== Task statement ==
Transcribe the records exactly. Pictures do not belong in the transcription.

== Data provided ==

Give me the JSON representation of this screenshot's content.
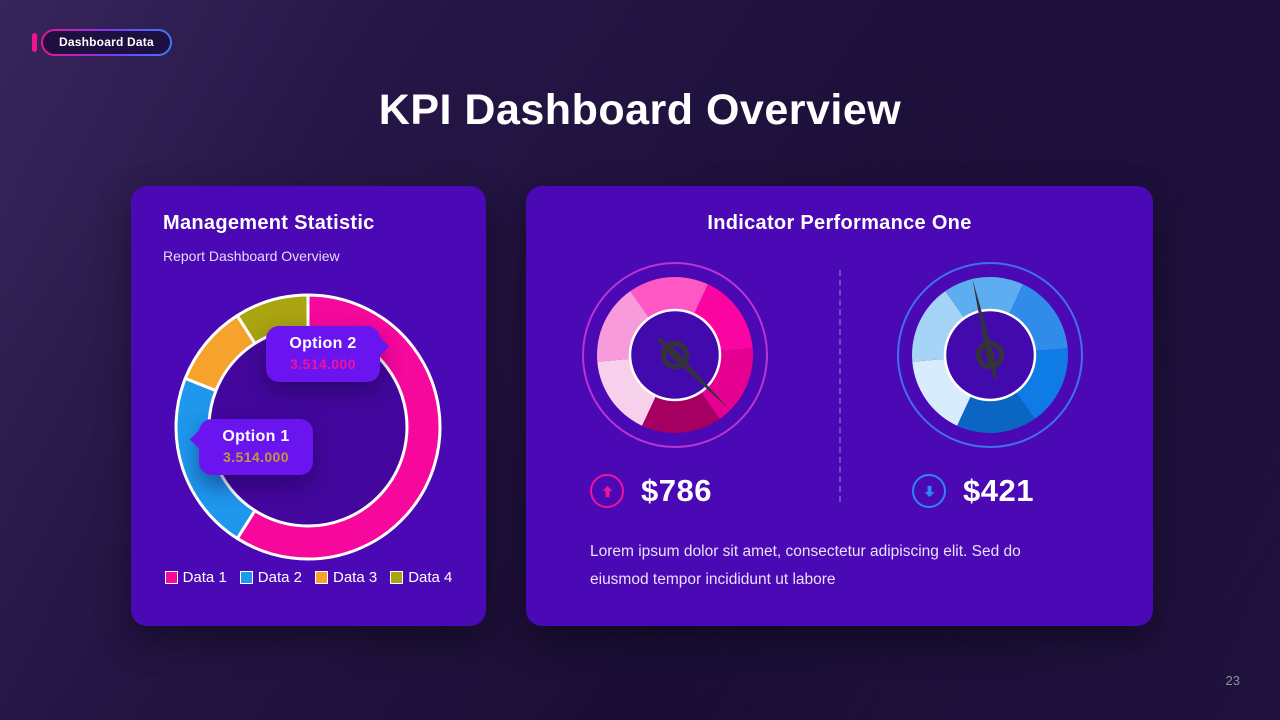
{
  "badge": {
    "label": "Dashboard Data"
  },
  "title": "KPI Dashboard Overview",
  "page_number": "23",
  "theme": {
    "card_color": "#4b08b5",
    "tooltip_color": "#6a15ef",
    "background_top": "#2c1a52",
    "background_bottom": "#140a29"
  },
  "left_card": {
    "title": "Management Statistic",
    "subtitle": "Report Dashboard Overview",
    "tooltips": [
      {
        "name": "Option 1",
        "value": "3.514.000",
        "value_color": "#c9953c"
      },
      {
        "name": "Option 2",
        "value": "3.514.000",
        "value_color": "#f2129e"
      }
    ],
    "legend": [
      {
        "label": "Data 1",
        "color": "#f5089b"
      },
      {
        "label": "Data 2",
        "color": "#1e97ed"
      },
      {
        "label": "Data 3",
        "color": "#f5a32c"
      },
      {
        "label": "Data 4",
        "color": "#aaa411"
      }
    ]
  },
  "right_card": {
    "title": "Indicator Performance One",
    "metrics": [
      {
        "value": "$786",
        "direction": "up",
        "accent": "#f2129e"
      },
      {
        "value": "$421",
        "direction": "down",
        "accent": "#2e86f0"
      }
    ],
    "description": "Lorem ipsum dolor sit amet, consectetur adipiscing elit. Sed do eiusmod tempor incididunt ut labore"
  },
  "chart_data": [
    {
      "type": "pie",
      "variant": "donut",
      "title": "Management Statistic",
      "labels": [
        "Data 1",
        "Data 2",
        "Data 3",
        "Data 4"
      ],
      "values": [
        59,
        22,
        10,
        9
      ],
      "colors": [
        "#f5089b",
        "#1e97ed",
        "#f5a32c",
        "#aaa411"
      ],
      "hole_color": "#43079e",
      "annotations": [
        {
          "label": "Option 1",
          "value": "3.514.000"
        },
        {
          "label": "Option 2",
          "value": "3.514.000"
        }
      ],
      "legend_position": "bottom"
    },
    {
      "type": "gauge",
      "name": "indicator-gauge-pink",
      "value_label": "$786",
      "trend": "up",
      "segment_colors": [
        "#ff57c3",
        "#fb05a2",
        "#e50092",
        "#a50061",
        "#f7d1ec",
        "#f89bdb"
      ],
      "segment_start_angle": -35,
      "needle_angle": 135,
      "needle_length": 76,
      "inner_color": "#4209ad",
      "ring_color": "#c43bd4"
    },
    {
      "type": "gauge",
      "name": "indicator-gauge-blue",
      "value_label": "$421",
      "trend": "down",
      "segment_colors": [
        "#5caef1",
        "#2f8ce9",
        "#0e7ce4",
        "#0b66c3",
        "#d9ecfc",
        "#a6d4f7"
      ],
      "segment_start_angle": -35,
      "needle_angle": -13,
      "needle_length": 78,
      "inner_color": "#4209ad",
      "ring_color": "#3f7cf0"
    }
  ]
}
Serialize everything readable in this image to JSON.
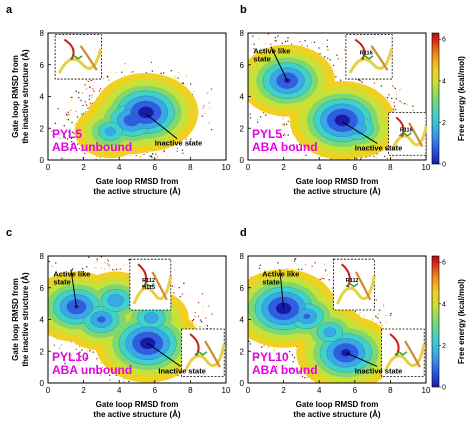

== Output below ==
Give me the JSON representation of this screenshot's content.
{
  "badge": {
    "label": "Dashboard Data"
  },
  "title": "KPI Dashboard Overview",
  "page_number": "23",
  "theme": {
    "card_color": "#4b08b5",
    "tooltip_color": "#6a15ef",
    "background_top": "#2c1a52",
    "background_bottom": "#140a29"
  },
  "left_card": {
    "title": "Management Statistic",
    "subtitle": "Report Dashboard Overview",
    "tooltips": [
      {
        "name": "Option 1",
        "value": "3.514.000",
        "value_color": "#c9953c"
      },
      {
        "name": "Option 2",
        "value": "3.514.000",
        "value_color": "#f2129e"
      }
    ],
    "legend": [
      {
        "label": "Data 1",
        "color": "#f5089b"
      },
      {
        "label": "Data 2",
        "color": "#1e97ed"
      },
      {
        "label": "Data 3",
        "color": "#f5a32c"
      },
      {
        "label": "Data 4",
        "color": "#aaa411"
      }
    ]
  },
  "right_card": {
    "title": "Indicator Performance One",
    "metrics": [
      {
        "value": "$786",
        "direction": "up",
        "accent": "#f2129e"
      },
      {
        "value": "$421",
        "direction": "down",
        "accent": "#2e86f0"
      }
    ],
    "description": "Lorem ipsum dolor sit amet, consectetur adipiscing elit. Sed do eiusmod tempor incididunt ut labore"
  },
  "chart_data": [
    {
      "type": "pie",
      "variant": "donut",
      "title": "Management Statistic",
      "labels": [
        "Data 1",
        "Data 2",
        "Data 3",
        "Data 4"
      ],
      "values": [
        59,
        22,
        10,
        9
      ],
      "colors": [
        "#f5089b",
        "#1e97ed",
        "#f5a32c",
        "#aaa411"
      ],
      "hole_color": "#43079e",
      "annotations": [
        {
          "label": "Option 1",
          "value": "3.514.000"
        },
        {
          "label": "Option 2",
          "value": "3.514.000"
        }
      ],
      "legend_position": "bottom"
    },
    {
      "type": "gauge",
      "name": "indicator-gauge-pink",
      "value_label": "$786",
      "trend": "up",
      "segment_colors": [
        "#ff57c3",
        "#fb05a2",
        "#e50092",
        "#a50061",
        "#f7d1ec",
        "#f89bdb"
      ],
      "segment_start_angle": -35,
      "needle_angle": 135,
      "needle_length": 76,
      "inner_color": "#4209ad",
      "ring_color": "#c43bd4"
    },
    {
      "type": "gauge",
      "name": "indicator-gauge-blue",
      "value_label": "$421",
      "trend": "down",
      "segment_colors": [
        "#5caef1",
        "#2f8ce9",
        "#0e7ce4",
        "#0b66c3",
        "#d9ecfc",
        "#a6d4f7"
      ],
      "segment_start_angle": -35,
      "needle_angle": -13,
      "needle_length": 78,
      "inner_color": "#4209ad",
      "ring_color": "#3f7cf0"
    }
  ]
}
Serialize everything readable in this image to JSON.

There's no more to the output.